What is asked ->
For each line that holds "listnaté", copy the line out.

Exercise materials ->
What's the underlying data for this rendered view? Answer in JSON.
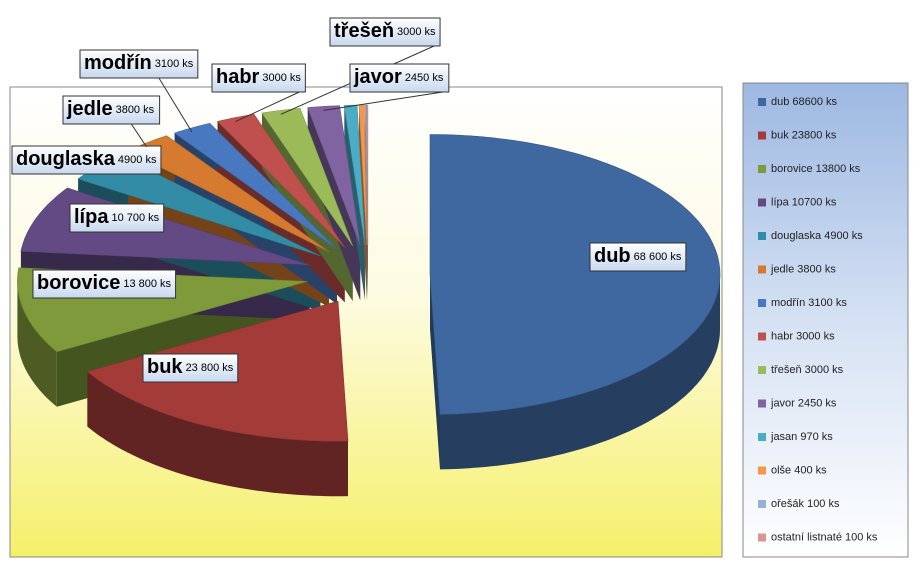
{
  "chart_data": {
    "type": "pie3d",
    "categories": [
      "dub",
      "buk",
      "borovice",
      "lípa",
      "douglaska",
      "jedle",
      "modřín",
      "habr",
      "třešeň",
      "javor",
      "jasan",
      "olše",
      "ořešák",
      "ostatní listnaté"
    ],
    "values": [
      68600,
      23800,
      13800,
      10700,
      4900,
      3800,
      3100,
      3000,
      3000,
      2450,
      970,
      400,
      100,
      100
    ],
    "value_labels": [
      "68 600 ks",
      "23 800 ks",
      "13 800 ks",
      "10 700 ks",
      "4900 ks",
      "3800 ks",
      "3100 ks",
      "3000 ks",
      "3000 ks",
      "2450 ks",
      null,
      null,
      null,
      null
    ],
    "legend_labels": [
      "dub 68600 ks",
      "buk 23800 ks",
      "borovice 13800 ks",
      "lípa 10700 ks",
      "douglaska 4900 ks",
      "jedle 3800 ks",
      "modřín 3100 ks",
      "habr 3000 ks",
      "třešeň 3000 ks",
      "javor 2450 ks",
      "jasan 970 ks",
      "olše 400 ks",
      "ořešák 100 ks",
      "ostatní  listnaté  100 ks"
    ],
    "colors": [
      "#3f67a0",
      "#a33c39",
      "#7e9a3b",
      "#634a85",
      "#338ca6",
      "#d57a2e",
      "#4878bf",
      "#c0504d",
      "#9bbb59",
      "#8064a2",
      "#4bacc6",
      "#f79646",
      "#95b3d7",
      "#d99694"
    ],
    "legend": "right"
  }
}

Answer in full ->
      "ostatní listnaté"
      "ostatní  listnaté  100 ks"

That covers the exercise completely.